What needs to be done:
Every entry here needs to be repeated exactly.

-----

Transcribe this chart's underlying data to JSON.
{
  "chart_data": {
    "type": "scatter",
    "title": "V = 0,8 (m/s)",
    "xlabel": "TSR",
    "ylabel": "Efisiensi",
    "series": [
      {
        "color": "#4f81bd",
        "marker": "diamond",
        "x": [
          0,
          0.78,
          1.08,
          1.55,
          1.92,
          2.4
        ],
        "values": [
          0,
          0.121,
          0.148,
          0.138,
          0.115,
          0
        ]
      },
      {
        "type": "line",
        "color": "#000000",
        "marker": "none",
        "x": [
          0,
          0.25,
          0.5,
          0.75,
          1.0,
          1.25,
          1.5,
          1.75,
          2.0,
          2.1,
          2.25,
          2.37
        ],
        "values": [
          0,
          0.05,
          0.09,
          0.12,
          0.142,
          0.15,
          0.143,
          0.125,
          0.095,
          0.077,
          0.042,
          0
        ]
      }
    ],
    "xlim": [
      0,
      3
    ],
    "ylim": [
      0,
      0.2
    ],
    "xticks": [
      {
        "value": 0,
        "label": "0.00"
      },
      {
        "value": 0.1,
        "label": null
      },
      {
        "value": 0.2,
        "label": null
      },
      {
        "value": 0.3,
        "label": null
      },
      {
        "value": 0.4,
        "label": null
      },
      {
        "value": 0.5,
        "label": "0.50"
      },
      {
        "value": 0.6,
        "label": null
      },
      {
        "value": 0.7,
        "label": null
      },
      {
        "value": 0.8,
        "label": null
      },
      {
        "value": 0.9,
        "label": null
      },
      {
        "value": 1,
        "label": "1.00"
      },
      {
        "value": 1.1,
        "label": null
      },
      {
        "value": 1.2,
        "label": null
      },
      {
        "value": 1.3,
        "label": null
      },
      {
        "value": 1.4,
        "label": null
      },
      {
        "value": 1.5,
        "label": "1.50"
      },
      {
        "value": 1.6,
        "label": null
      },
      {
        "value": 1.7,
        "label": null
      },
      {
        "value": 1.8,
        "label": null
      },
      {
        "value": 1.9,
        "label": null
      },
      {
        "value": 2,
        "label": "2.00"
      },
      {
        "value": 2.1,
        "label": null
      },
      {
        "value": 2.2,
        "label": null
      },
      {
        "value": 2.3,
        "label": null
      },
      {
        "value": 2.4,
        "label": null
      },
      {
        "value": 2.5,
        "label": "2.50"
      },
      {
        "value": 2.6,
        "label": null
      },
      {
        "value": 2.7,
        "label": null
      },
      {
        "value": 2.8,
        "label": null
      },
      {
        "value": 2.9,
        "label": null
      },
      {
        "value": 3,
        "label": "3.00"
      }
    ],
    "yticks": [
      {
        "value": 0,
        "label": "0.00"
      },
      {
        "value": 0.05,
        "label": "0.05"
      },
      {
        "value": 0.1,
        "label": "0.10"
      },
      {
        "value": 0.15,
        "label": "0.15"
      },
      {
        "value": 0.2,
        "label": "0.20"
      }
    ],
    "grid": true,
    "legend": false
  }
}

-----

The answer:
Transcribe this chart's underlying data to JSON.
{
  "chart_data": {
    "type": "scatter",
    "title": "V = 0,8 (m/s)",
    "xlabel": "TSR",
    "ylabel": "Efisiensi",
    "series": [
      {
        "color": "#4f81bd",
        "marker": "diamond",
        "x": [
          0,
          0.78,
          1.08,
          1.55,
          1.92,
          2.4
        ],
        "values": [
          0,
          0.121,
          0.148,
          0.138,
          0.115,
          0
        ]
      },
      {
        "type": "line",
        "color": "#000000",
        "marker": "none",
        "x": [
          0,
          0.25,
          0.5,
          0.75,
          1.0,
          1.25,
          1.5,
          1.75,
          2.0,
          2.1,
          2.25,
          2.37
        ],
        "values": [
          0,
          0.05,
          0.09,
          0.12,
          0.142,
          0.15,
          0.143,
          0.125,
          0.095,
          0.077,
          0.042,
          0
        ]
      }
    ],
    "xlim": [
      0,
      3
    ],
    "ylim": [
      0,
      0.2
    ],
    "xticks": [
      {
        "value": 0,
        "label": "0.00"
      },
      {
        "value": 0.1,
        "label": null
      },
      {
        "value": 0.2,
        "label": null
      },
      {
        "value": 0.3,
        "label": null
      },
      {
        "value": 0.4,
        "label": null
      },
      {
        "value": 0.5,
        "label": "0.50"
      },
      {
        "value": 0.6,
        "label": null
      },
      {
        "value": 0.7,
        "label": null
      },
      {
        "value": 0.8,
        "label": null
      },
      {
        "value": 0.9,
        "label": null
      },
      {
        "value": 1,
        "label": "1.00"
      },
      {
        "value": 1.1,
        "label": null
      },
      {
        "value": 1.2,
        "label": null
      },
      {
        "value": 1.3,
        "label": null
      },
      {
        "value": 1.4,
        "label": null
      },
      {
        "value": 1.5,
        "label": "1.50"
      },
      {
        "value": 1.6,
        "label": null
      },
      {
        "value": 1.7,
        "label": null
      },
      {
        "value": 1.8,
        "label": null
      },
      {
        "value": 1.9,
        "label": null
      },
      {
        "value": 2,
        "label": "2.00"
      },
      {
        "value": 2.1,
        "label": null
      },
      {
        "value": 2.2,
        "label": null
      },
      {
        "value": 2.3,
        "label": null
      },
      {
        "value": 2.4,
        "label": null
      },
      {
        "value": 2.5,
        "label": "2.50"
      },
      {
        "value": 2.6,
        "label": null
      },
      {
        "value": 2.7,
        "label": null
      },
      {
        "value": 2.8,
        "label": null
      },
      {
        "value": 2.9,
        "label": null
      },
      {
        "value": 3,
        "label": "3.00"
      }
    ],
    "yticks": [
      {
        "value": 0,
        "label": "0.00"
      },
      {
        "value": 0.05,
        "label": "0.05"
      },
      {
        "value": 0.1,
        "label": "0.10"
      },
      {
        "value": 0.15,
        "label": "0.15"
      },
      {
        "value": 0.2,
        "label": "0.20"
      }
    ],
    "grid": true,
    "legend": false
  }
}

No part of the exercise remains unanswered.